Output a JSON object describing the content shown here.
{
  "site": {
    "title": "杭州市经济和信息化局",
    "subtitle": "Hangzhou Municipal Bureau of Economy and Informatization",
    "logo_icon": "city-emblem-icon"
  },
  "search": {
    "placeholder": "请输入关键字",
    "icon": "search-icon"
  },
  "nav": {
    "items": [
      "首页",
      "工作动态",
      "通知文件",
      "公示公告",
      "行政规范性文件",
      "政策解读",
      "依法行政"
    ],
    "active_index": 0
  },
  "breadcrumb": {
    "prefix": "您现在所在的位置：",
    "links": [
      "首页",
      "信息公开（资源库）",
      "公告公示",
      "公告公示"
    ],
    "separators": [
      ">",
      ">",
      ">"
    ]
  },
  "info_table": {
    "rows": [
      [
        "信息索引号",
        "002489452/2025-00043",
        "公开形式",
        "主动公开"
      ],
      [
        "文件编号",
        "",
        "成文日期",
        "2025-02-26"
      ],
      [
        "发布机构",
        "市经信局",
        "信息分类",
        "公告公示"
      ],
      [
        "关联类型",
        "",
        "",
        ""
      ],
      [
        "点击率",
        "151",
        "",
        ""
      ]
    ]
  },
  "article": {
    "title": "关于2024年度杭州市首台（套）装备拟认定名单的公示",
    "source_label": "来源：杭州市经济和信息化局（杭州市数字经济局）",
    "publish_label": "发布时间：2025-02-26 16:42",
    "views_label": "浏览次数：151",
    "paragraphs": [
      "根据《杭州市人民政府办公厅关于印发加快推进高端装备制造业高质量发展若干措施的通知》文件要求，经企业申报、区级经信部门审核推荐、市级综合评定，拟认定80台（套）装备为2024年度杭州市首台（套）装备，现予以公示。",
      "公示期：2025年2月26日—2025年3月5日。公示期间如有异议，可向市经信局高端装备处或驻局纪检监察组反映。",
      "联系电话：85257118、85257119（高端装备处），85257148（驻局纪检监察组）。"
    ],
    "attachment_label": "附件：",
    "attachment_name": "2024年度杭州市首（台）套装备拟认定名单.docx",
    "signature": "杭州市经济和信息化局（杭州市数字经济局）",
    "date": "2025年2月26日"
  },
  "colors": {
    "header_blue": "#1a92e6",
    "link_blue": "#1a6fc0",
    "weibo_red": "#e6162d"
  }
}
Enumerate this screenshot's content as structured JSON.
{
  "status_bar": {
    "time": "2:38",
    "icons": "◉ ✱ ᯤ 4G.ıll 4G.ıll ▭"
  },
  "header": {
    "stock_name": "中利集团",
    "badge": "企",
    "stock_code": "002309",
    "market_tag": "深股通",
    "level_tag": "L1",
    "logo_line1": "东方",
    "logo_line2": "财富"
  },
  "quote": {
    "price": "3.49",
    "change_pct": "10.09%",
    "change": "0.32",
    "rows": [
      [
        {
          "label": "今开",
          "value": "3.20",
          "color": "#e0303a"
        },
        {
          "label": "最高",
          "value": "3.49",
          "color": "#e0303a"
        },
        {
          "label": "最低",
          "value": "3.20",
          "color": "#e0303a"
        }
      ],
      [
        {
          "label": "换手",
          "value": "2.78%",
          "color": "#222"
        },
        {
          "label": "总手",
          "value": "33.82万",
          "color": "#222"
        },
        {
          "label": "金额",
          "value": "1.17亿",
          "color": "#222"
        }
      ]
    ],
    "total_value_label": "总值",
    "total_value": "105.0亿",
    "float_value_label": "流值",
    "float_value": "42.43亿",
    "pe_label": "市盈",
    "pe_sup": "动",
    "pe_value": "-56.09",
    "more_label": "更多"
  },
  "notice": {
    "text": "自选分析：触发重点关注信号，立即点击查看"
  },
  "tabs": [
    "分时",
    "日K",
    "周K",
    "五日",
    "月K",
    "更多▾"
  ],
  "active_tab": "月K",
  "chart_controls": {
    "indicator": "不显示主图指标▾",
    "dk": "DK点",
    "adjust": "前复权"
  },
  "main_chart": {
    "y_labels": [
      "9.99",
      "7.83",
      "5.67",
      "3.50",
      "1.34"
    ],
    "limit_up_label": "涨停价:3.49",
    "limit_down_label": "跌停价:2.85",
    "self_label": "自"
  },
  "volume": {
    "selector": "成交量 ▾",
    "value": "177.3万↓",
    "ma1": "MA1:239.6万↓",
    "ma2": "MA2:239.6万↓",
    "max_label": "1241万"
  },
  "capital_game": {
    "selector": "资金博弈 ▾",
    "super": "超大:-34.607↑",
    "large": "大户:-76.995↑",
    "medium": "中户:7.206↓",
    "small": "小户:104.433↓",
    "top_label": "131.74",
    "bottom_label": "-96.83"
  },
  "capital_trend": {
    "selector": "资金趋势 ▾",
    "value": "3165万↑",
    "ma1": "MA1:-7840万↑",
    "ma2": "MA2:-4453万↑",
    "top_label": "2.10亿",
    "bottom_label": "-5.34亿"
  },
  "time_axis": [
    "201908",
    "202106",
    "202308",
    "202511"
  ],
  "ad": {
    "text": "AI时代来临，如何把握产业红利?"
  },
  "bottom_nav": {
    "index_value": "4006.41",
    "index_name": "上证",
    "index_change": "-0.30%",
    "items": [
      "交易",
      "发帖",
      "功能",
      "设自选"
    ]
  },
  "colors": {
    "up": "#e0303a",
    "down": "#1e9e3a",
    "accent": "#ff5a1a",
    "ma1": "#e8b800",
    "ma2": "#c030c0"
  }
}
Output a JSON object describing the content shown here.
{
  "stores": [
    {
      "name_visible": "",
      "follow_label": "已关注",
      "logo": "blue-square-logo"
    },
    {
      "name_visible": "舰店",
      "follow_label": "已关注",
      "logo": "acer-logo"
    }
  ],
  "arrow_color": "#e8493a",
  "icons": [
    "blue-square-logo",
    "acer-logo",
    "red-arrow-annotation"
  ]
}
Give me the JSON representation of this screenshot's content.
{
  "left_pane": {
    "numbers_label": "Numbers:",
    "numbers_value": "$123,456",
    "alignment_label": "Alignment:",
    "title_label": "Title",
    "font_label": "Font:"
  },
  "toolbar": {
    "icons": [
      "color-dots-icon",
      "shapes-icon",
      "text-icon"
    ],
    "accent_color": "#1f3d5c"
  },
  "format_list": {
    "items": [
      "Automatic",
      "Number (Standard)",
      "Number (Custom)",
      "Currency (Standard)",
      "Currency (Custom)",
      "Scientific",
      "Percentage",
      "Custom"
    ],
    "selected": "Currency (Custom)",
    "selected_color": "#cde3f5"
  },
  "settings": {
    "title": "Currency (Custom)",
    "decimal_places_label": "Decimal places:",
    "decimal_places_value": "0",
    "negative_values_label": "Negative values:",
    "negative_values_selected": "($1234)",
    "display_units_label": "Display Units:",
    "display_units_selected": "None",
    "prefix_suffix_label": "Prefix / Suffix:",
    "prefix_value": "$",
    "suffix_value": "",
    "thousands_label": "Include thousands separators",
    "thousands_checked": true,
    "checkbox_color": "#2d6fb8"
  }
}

Your objective: Copy all of the data exactly.

Exercise output:
Output a JSON object describing the content shown here.
{
  "site": {
    "title": "杭州市经济和信息化局",
    "subtitle": "Hangzhou Municipal Bureau of Economy and Informatization",
    "logo_icon": "city-emblem-icon"
  },
  "search": {
    "placeholder": "请输入关键字",
    "icon": "search-icon"
  },
  "nav": {
    "items": [
      "首页",
      "工作动态",
      "通知文件",
      "公示公告",
      "行政规范性文件",
      "政策解读",
      "依法行政"
    ],
    "active_index": 0
  },
  "breadcrumb": {
    "prefix": "您现在所在的位置：",
    "links": [
      "首页",
      "信息公开（资源库）",
      "公告公示",
      "公告公示"
    ],
    "separators": [
      ">",
      ">",
      ">"
    ]
  },
  "info_table": {
    "rows": [
      [
        "信息索引号",
        "002489452/2025-00043",
        "公开形式",
        "主动公开"
      ],
      [
        "文件编号",
        "",
        "成文日期",
        "2025-02-26"
      ],
      [
        "发布机构",
        "市经信局",
        "信息分类",
        "公告公示"
      ],
      [
        "关联类型",
        "",
        "",
        ""
      ],
      [
        "点击率",
        "151",
        "",
        ""
      ]
    ]
  },
  "article": {
    "title": "关于2024年度杭州市首台（套）装备拟认定名单的公示",
    "source_label": "来源：杭州市经济和信息化局（杭州市数字经济局）",
    "publish_label": "发布时间：2025-02-26 16:42",
    "views_label": "浏览次数：151",
    "paragraphs": [
      "根据《杭州市人民政府办公厅关于印发加快推进高端装备制造业高质量发展若干措施的通知》文件要求，经企业申报、区级经信部门审核推荐、市级综合评定，拟认定80台（套）装备为2024年度杭州市首台（套）装备，现予以公示。",
      "公示期：2025年2月26日—2025年3月5日。公示期间如有异议，可向市经信局高端装备处或驻局纪检监察组反映。",
      "联系电话：85257118、85257119（高端装备处），85257148（驻局纪检监察组）。"
    ],
    "attachment_label": "附件：",
    "attachment_name": "2024年度杭州市首（台）套装备拟认定名单.docx",
    "signature": "杭州市经济和信息化局（杭州市数字经济局）",
    "date": "2025年2月26日"
  },
  "colors": {
    "header_blue": "#1a92e6",
    "link_blue": "#1a6fc0",
    "weibo_red": "#e6162d"
  }
}
Enumerate this screenshot's content as structured JSON.
{
  "status_bar": {
    "time": "2:38",
    "icons": "◉ ✱ ᯤ 4G.ıll 4G.ıll ▭"
  },
  "header": {
    "stock_name": "中利集团",
    "badge": "企",
    "stock_code": "002309",
    "market_tag": "深股通",
    "level_tag": "L1",
    "logo_line1": "东方",
    "logo_line2": "财富"
  },
  "quote": {
    "price": "3.49",
    "change_pct": "10.09%",
    "change": "0.32",
    "rows": [
      [
        {
          "label": "今开",
          "value": "3.20",
          "color": "#e0303a"
        },
        {
          "label": "最高",
          "value": "3.49",
          "color": "#e0303a"
        },
        {
          "label": "最低",
          "value": "3.20",
          "color": "#e0303a"
        }
      ],
      [
        {
          "label": "换手",
          "value": "2.78%",
          "color": "#222"
        },
        {
          "label": "总手",
          "value": "33.82万",
          "color": "#222"
        },
        {
          "label": "金额",
          "value": "1.17亿",
          "color": "#222"
        }
      ]
    ],
    "total_value_label": "总值",
    "total_value": "105.0亿",
    "float_value_label": "流值",
    "float_value": "42.43亿",
    "pe_label": "市盈",
    "pe_sup": "动",
    "pe_value": "-56.09",
    "more_label": "更多"
  },
  "notice": {
    "text": "自选分析：触发重点关注信号，立即点击查看"
  },
  "tabs": [
    "分时",
    "日K",
    "周K",
    "五日",
    "月K",
    "更多▾"
  ],
  "active_tab": "月K",
  "chart_controls": {
    "indicator": "不显示主图指标▾",
    "dk": "DK点",
    "adjust": "前复权"
  },
  "main_chart": {
    "y_labels": [
      "9.99",
      "7.83",
      "5.67",
      "3.50",
      "1.34"
    ],
    "limit_up_label": "涨停价:3.49",
    "limit_down_label": "跌停价:2.85",
    "self_label": "自"
  },
  "volume": {
    "selector": "成交量 ▾",
    "value": "177.3万↓",
    "ma1": "MA1:239.6万↓",
    "ma2": "MA2:239.6万↓",
    "max_label": "1241万"
  },
  "capital_game": {
    "selector": "资金博弈 ▾",
    "super": "超大:-34.607↑",
    "large": "大户:-76.995↑",
    "medium": "中户:7.206↓",
    "small": "小户:104.433↓",
    "top_label": "131.74",
    "bottom_label": "-96.83"
  },
  "capital_trend": {
    "selector": "资金趋势 ▾",
    "value": "3165万↑",
    "ma1": "MA1:-7840万↑",
    "ma2": "MA2:-4453万↑",
    "top_label": "2.10亿",
    "bottom_label": "-5.34亿"
  },
  "time_axis": [
    "201908",
    "202106",
    "202308",
    "202511"
  ],
  "ad": {
    "text": "AI时代来临，如何把握产业红利?"
  },
  "bottom_nav": {
    "index_value": "4006.41",
    "index_name": "上证",
    "index_change": "-0.30%",
    "items": [
      "交易",
      "发帖",
      "功能",
      "设自选"
    ]
  },
  "colors": {
    "up": "#e0303a",
    "down": "#1e9e3a",
    "accent": "#ff5a1a",
    "ma1": "#e8b800",
    "ma2": "#c030c0"
  }
}
Output a JSON object describing the content shown here.
{
  "stores": [
    {
      "name_visible": "",
      "follow_label": "已关注",
      "logo": "blue-square-logo"
    },
    {
      "name_visible": "舰店",
      "follow_label": "已关注",
      "logo": "acer-logo"
    }
  ],
  "arrow_color": "#e8493a",
  "icons": [
    "blue-square-logo",
    "acer-logo",
    "red-arrow-annotation"
  ]
}
Give me the JSON representation of this screenshot's content.
{
  "left_pane": {
    "numbers_label": "Numbers:",
    "numbers_value": "$123,456",
    "alignment_label": "Alignment:",
    "title_label": "Title",
    "font_label": "Font:"
  },
  "toolbar": {
    "icons": [
      "color-dots-icon",
      "shapes-icon",
      "text-icon"
    ],
    "accent_color": "#1f3d5c"
  },
  "format_list": {
    "items": [
      "Automatic",
      "Number (Standard)",
      "Number (Custom)",
      "Currency (Standard)",
      "Currency (Custom)",
      "Scientific",
      "Percentage",
      "Custom"
    ],
    "selected": "Currency (Custom)",
    "selected_color": "#cde3f5"
  },
  "settings": {
    "title": "Currency (Custom)",
    "decimal_places_label": "Decimal places:",
    "decimal_places_value": "0",
    "negative_values_label": "Negative values:",
    "negative_values_selected": "($1234)",
    "display_units_label": "Display Units:",
    "display_units_selected": "None",
    "prefix_suffix_label": "Prefix / Suffix:",
    "prefix_value": "$",
    "suffix_value": "",
    "thousands_label": "Include thousands separators",
    "thousands_checked": true,
    "checkbox_color": "#2d6fb8"
  }
}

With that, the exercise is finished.